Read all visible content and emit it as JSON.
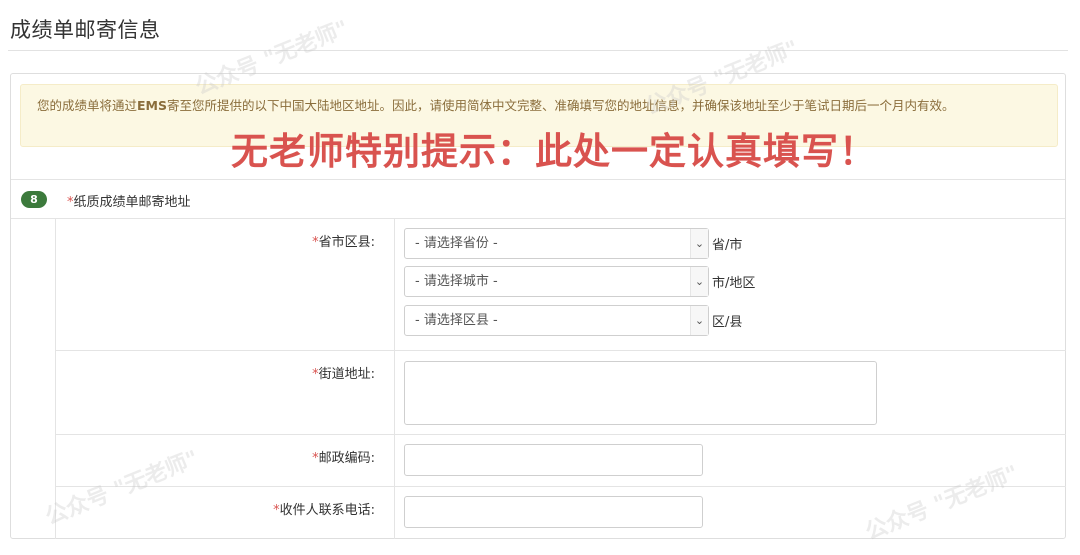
{
  "page": {
    "title": "成绩单邮寄信息"
  },
  "notice": {
    "text_before": "您的成绩单将通过",
    "text_bold": "EMS",
    "text_after": "寄至您所提供的以下中国大陆地区地址。因此，请使用简体中文完整、准确填写您的地址信息，并确保该地址至少于笔试日期后一个月内有效。"
  },
  "emphasis": {
    "text": "无老师特别提示：此处一定认真填写！"
  },
  "section": {
    "step": "8",
    "required_mark": "*",
    "label": "纸质成绩单邮寄地址"
  },
  "form": {
    "region": {
      "required_mark": "*",
      "label": "省市区县:",
      "province_placeholder": "- 请选择省份 -",
      "province_unit": "省/市",
      "city_placeholder": "- 请选择城市 -",
      "city_unit": "市/地区",
      "district_placeholder": "- 请选择区县 -",
      "district_unit": "区/县"
    },
    "street": {
      "required_mark": "*",
      "label": "街道地址:",
      "value": ""
    },
    "postal": {
      "required_mark": "*",
      "label": "邮政编码:",
      "value": ""
    },
    "phone": {
      "required_mark": "*",
      "label": "收件人联系电话:",
      "value": ""
    }
  },
  "watermark": {
    "text": "公众号 \"无老师\""
  },
  "icons": {
    "select_arrow": "chevron-down-icon"
  }
}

WRITTEN TASK:
Which lines hold the word "label"? Return all of them from the records above.

OUTPUT:
    "label": "纸质成绩单邮寄地址"
      "label": "省市区县:",
      "label": "街道地址:",
      "label": "邮政编码:",
      "label": "收件人联系电话:",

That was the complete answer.